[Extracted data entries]

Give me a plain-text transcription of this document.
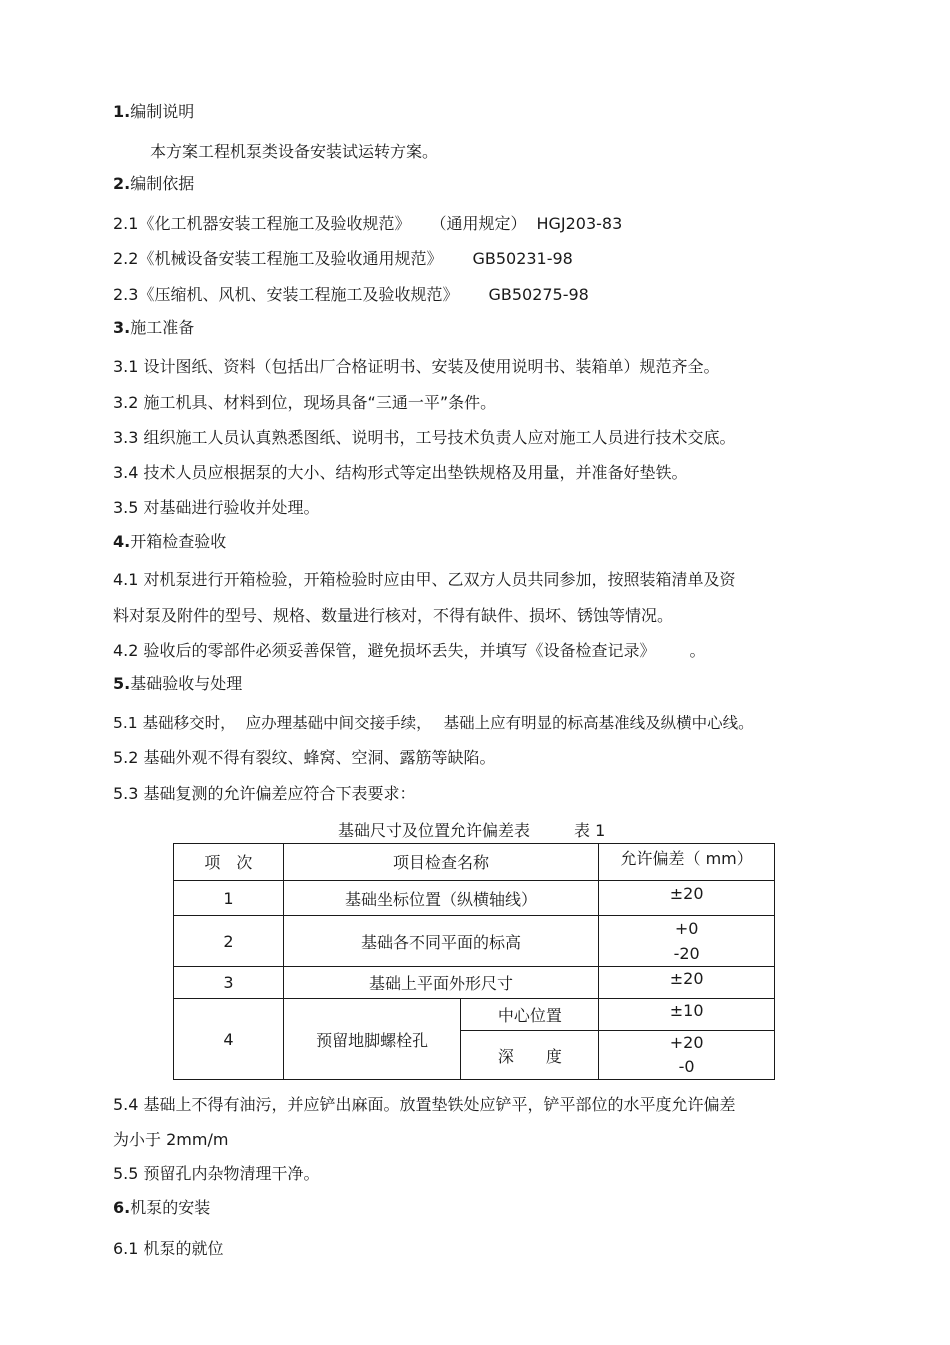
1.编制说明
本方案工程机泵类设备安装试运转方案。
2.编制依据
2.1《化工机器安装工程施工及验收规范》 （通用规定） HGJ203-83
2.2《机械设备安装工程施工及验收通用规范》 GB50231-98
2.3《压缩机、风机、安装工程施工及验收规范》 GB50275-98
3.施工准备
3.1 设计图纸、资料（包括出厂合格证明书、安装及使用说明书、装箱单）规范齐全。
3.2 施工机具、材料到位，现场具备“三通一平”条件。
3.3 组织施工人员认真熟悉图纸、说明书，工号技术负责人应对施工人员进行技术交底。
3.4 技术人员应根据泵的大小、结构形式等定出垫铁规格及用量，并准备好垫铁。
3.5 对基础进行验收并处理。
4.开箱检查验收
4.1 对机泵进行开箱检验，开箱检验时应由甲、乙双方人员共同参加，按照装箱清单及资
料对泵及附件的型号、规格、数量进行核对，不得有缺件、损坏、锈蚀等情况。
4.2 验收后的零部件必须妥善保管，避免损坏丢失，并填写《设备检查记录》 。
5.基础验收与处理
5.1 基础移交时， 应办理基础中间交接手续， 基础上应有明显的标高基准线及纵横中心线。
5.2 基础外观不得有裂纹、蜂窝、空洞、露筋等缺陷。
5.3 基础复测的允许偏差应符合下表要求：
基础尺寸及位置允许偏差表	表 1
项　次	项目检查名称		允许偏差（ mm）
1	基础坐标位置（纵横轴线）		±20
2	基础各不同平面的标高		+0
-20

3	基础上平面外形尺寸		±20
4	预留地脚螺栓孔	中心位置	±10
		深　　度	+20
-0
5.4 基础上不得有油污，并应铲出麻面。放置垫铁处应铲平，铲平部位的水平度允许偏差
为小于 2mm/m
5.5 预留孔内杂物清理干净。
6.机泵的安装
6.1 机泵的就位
==
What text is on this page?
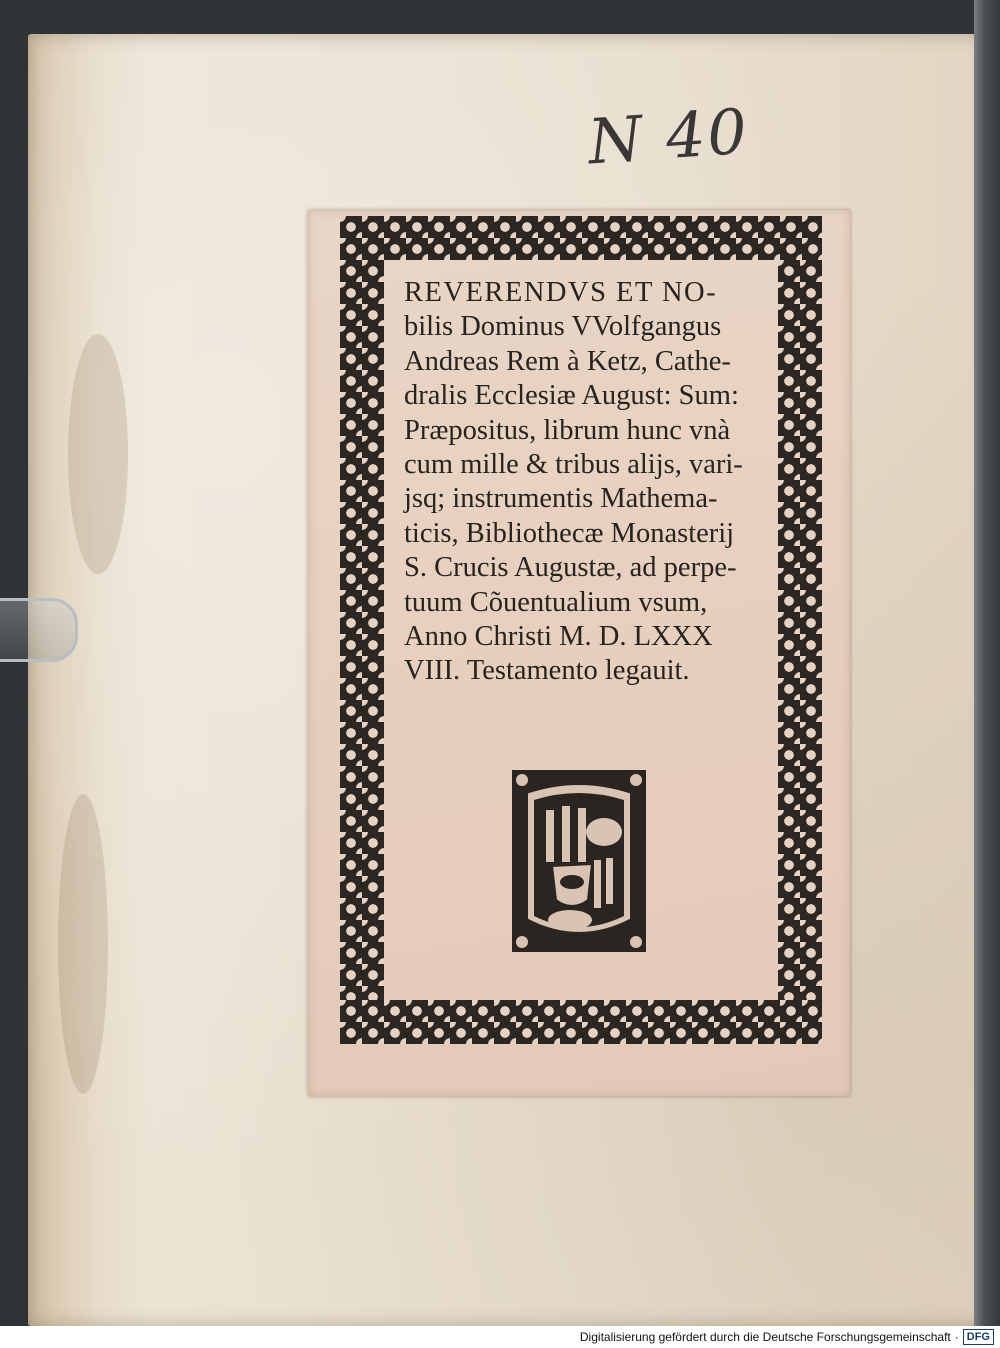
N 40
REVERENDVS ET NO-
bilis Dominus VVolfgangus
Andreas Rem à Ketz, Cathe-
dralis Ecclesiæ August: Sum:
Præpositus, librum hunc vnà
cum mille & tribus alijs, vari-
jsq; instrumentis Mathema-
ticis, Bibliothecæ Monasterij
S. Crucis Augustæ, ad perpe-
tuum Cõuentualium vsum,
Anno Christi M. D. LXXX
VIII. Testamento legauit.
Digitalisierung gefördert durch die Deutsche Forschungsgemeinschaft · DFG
...
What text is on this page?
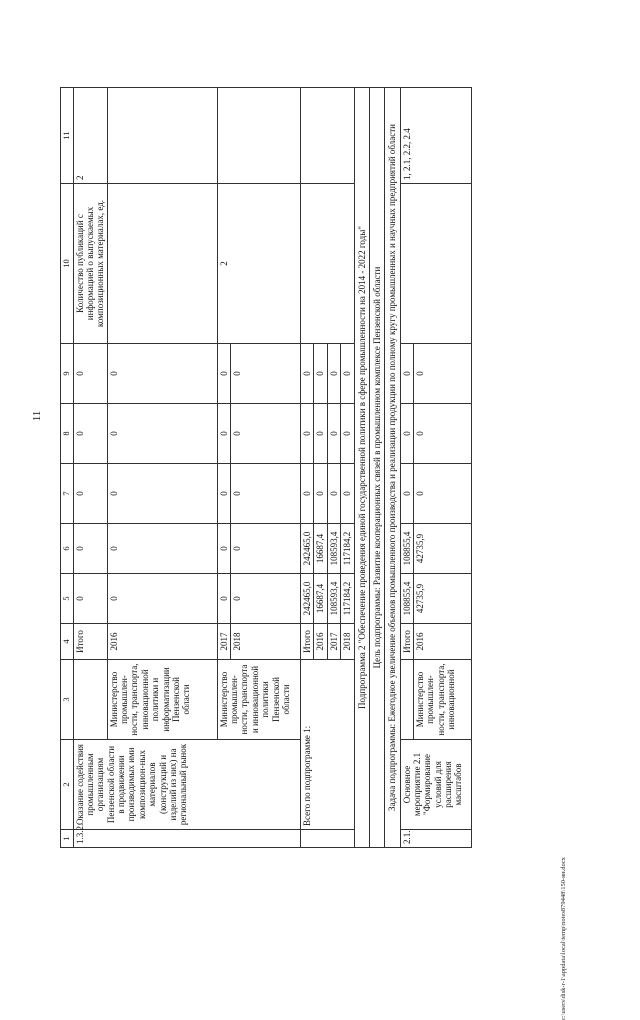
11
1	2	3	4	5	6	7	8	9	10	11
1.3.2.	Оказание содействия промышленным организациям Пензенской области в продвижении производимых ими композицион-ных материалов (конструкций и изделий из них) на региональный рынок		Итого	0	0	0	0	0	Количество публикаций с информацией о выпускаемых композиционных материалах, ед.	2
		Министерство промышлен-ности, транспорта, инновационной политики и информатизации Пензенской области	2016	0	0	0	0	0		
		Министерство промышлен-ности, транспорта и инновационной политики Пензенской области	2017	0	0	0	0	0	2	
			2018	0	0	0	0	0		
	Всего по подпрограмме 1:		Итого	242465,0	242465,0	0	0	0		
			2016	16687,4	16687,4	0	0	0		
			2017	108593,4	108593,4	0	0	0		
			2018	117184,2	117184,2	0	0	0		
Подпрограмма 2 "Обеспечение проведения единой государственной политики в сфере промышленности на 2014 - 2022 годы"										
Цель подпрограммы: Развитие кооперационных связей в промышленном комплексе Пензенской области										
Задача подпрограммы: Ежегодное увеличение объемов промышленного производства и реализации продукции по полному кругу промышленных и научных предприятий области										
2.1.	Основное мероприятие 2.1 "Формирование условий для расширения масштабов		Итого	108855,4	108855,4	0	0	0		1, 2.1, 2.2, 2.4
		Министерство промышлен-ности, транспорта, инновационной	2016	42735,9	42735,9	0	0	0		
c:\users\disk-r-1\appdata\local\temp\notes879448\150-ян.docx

## WRITTEN EXERCISE
Go through the entries and return each line where the word "транспорта" appears.

## FULL RESPONSE
		Министерство промышлен-ности, транспорта, инновационной политики и информатизации Пензенской области	2016	0	0	0	0	0		
		Министерство промышлен-ности, транспорта и инновационной политики Пензенской области	2017	0	0	0	0	0	2	
		Министерство промышлен-ности, транспорта, инновационной	2016	42735,9	42735,9	0	0	0		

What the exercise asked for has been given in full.